[Items listed in a dataset]
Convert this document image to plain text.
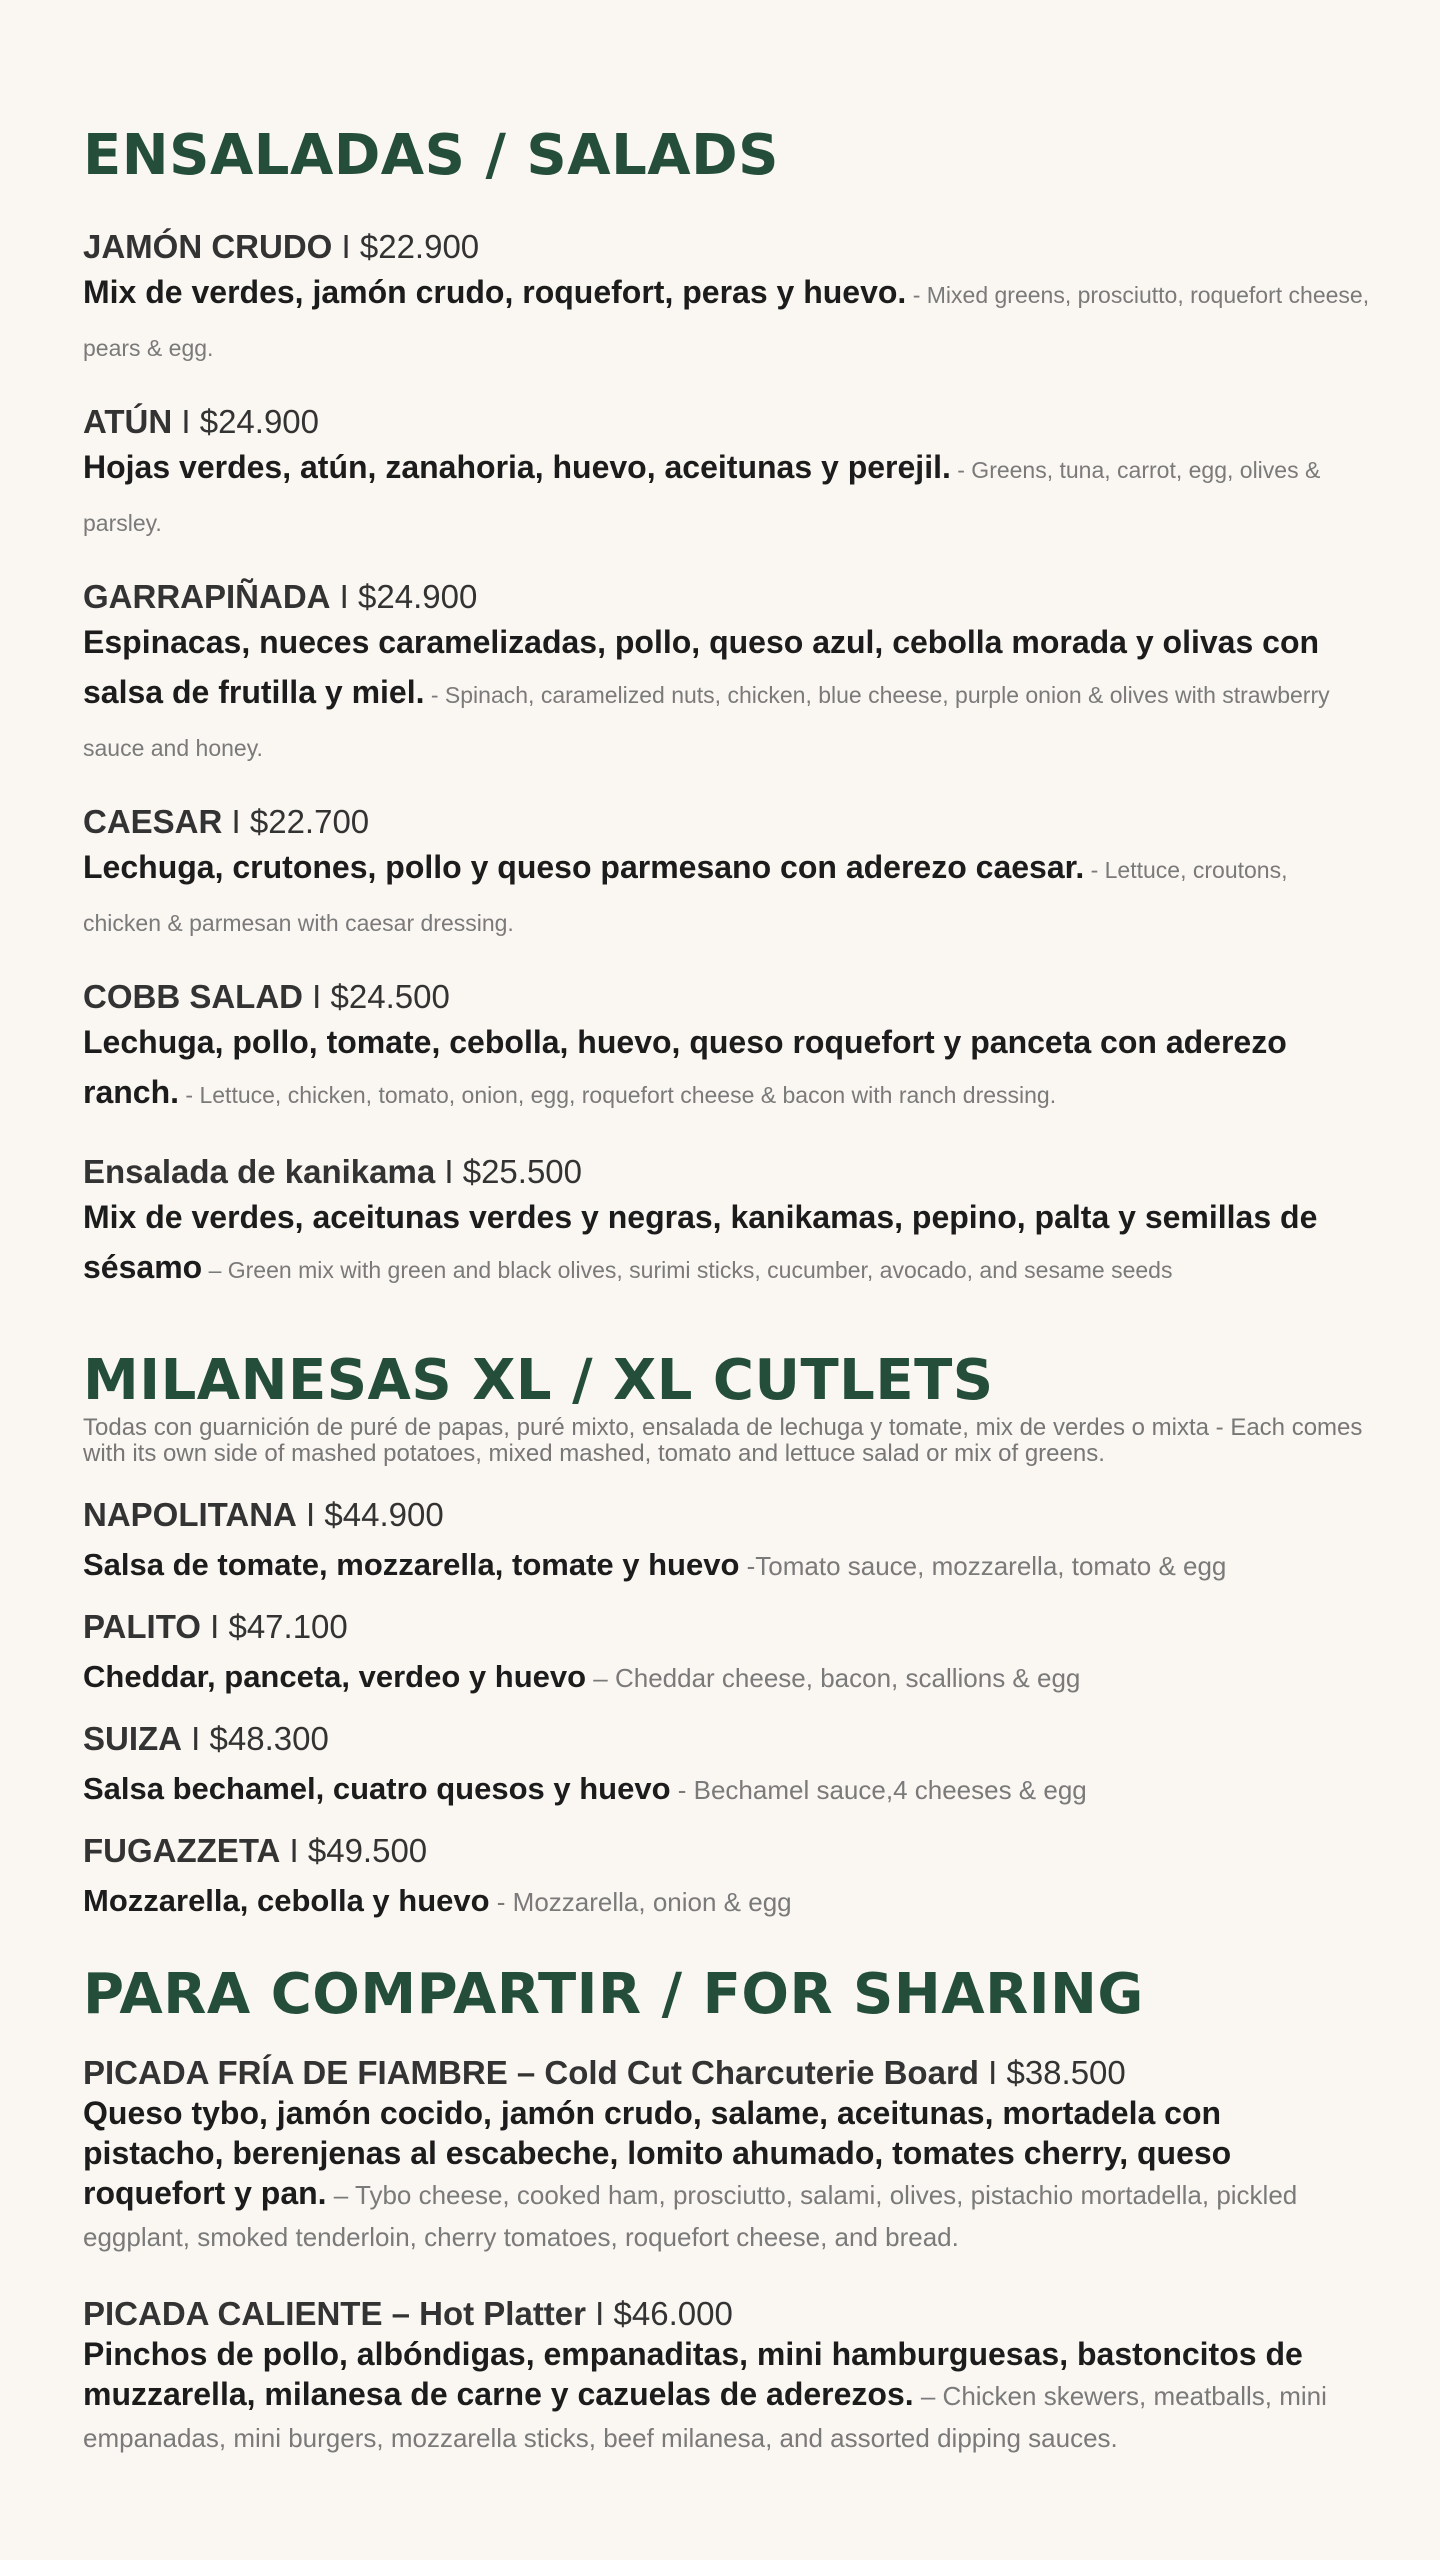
ENSALADAS / SALADS
JAMÓN CRUDO I $22.900
Mix de verdes, jamón crudo, roquefort, peras y huevo. - Mixed greens, prosciutto, roquefort cheese, pears & egg.
ATÚN I $24.900
Hojas verdes, atún, zanahoria, huevo, aceitunas y perejil. - Greens, tuna, carrot, egg, olives & parsley.
GARRAPIÑADA I $24.900
Espinacas, nueces caramelizadas, pollo, queso azul, cebolla morada y olivas con salsa de frutilla y miel. - Spinach, caramelized nuts, chicken, blue cheese, purple onion & olives with strawberry sauce and honey.
CAESAR I $22.700
Lechuga, crutones, pollo y queso parmesano con aderezo caesar. - Lettuce, croutons, chicken & parmesan with caesar dressing.
COBB SALAD I $24.500
Lechuga, pollo, tomate, cebolla, huevo, queso roquefort y panceta con aderezo ranch. - Lettuce, chicken, tomato, onion, egg, roquefort cheese & bacon with ranch dressing.
Ensalada de kanikama I $25.500
Mix de verdes, aceitunas verdes y negras, kanikamas, pepino, palta y semillas de sésamo – Green mix with green and black olives, surimi sticks, cucumber, avocado, and sesame seeds
MILANESAS XL / XL CUTLETS
Todas con guarnición de puré de papas, puré mixto, ensalada de lechuga y tomate, mix de verdes o mixta - Each comes with its own side of mashed potatoes, mixed mashed, tomato and lettuce salad or mix of greens.
NAPOLITANA I $44.900
Salsa de tomate, mozzarella, tomate y huevo -Tomato sauce, mozzarella, tomato & egg
PALITO I $47.100
Cheddar, panceta, verdeo y huevo – Cheddar cheese, bacon, scallions & egg
SUIZA I $48.300
Salsa bechamel, cuatro quesos y huevo - Bechamel sauce,4 cheeses & egg
FUGAZZETA I $49.500
Mozzarella, cebolla y huevo - Mozzarella, onion & egg
PARA COMPARTIR / FOR SHARING
PICADA FRÍA DE FIAMBRE – Cold Cut Charcuterie Board I $38.500
Queso tybo, jamón cocido, jamón crudo, salame, aceitunas, mortadela con pistacho, berenjenas al escabeche, lomito ahumado, tomates cherry, queso roquefort y pan. – Tybo cheese, cooked ham, prosciutto, salami, olives, pistachio mortadella, pickled eggplant, smoked tenderloin, cherry tomatoes, roquefort cheese, and bread.
PICADA CALIENTE – Hot Platter I $46.000
Pinchos de pollo, albóndigas, empanaditas, mini hamburguesas, bastoncitos de muzzarella, milanesa de carne y cazuelas de aderezos. – Chicken skewers, meatballs, mini empanadas, mini burgers, mozzarella sticks, beef milanesa, and assorted dipping sauces.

◆ REQUIRED TASK
Return all the entries word for word, but omit any pictures they contain.

◆ WORKED SOLUTION
Convert this document image to plain text.
ENSALADAS / SALADS
JAMÓN CRUDO I $22.900
Mix de verdes, jamón crudo, roquefort, peras y huevo. - Mixed greens, prosciutto, roquefort cheese, pears & egg.
ATÚN I $24.900
Hojas verdes, atún, zanahoria, huevo, aceitunas y perejil. - Greens, tuna, carrot, egg, olives & parsley.
GARRAPIÑADA I $24.900
Espinacas, nueces caramelizadas, pollo, queso azul, cebolla morada y olivas con salsa de frutilla y miel. - Spinach, caramelized nuts, chicken, blue cheese, purple onion & olives with strawberry sauce and honey.
CAESAR I $22.700
Lechuga, crutones, pollo y queso parmesano con aderezo caesar. - Lettuce, croutons, chicken & parmesan with caesar dressing.
COBB SALAD I $24.500
Lechuga, pollo, tomate, cebolla, huevo, queso roquefort y panceta con aderezo ranch. - Lettuce, chicken, tomato, onion, egg, roquefort cheese & bacon with ranch dressing.
Ensalada de kanikama I $25.500
Mix de verdes, aceitunas verdes y negras, kanikamas, pepino, palta y semillas de sésamo – Green mix with green and black olives, surimi sticks, cucumber, avocado, and sesame seeds
MILANESAS XL / XL CUTLETS
Todas con guarnición de puré de papas, puré mixto, ensalada de lechuga y tomate, mix de verdes o mixta - Each comes with its own side of mashed potatoes, mixed mashed, tomato and lettuce salad or mix of greens.
NAPOLITANA I $44.900
Salsa de tomate, mozzarella, tomate y huevo -Tomato sauce, mozzarella, tomato & egg
PALITO I $47.100
Cheddar, panceta, verdeo y huevo – Cheddar cheese, bacon, scallions & egg
SUIZA I $48.300
Salsa bechamel, cuatro quesos y huevo - Bechamel sauce,4 cheeses & egg
FUGAZZETA I $49.500
Mozzarella, cebolla y huevo - Mozzarella, onion & egg
PARA COMPARTIR / FOR SHARING
PICADA FRÍA DE FIAMBRE – Cold Cut Charcuterie Board I $38.500
Queso tybo, jamón cocido, jamón crudo, salame, aceitunas, mortadela con pistacho, berenjenas al escabeche, lomito ahumado, tomates cherry, queso roquefort y pan. – Tybo cheese, cooked ham, prosciutto, salami, olives, pistachio mortadella, pickled eggplant, smoked tenderloin, cherry tomatoes, roquefort cheese, and bread.
PICADA CALIENTE – Hot Platter I $46.000
Pinchos de pollo, albóndigas, empanaditas, mini hamburguesas, bastoncitos de muzzarella, milanesa de carne y cazuelas de aderezos. – Chicken skewers, meatballs, mini empanadas, mini burgers, mozzarella sticks, beef milanesa, and assorted dipping sauces.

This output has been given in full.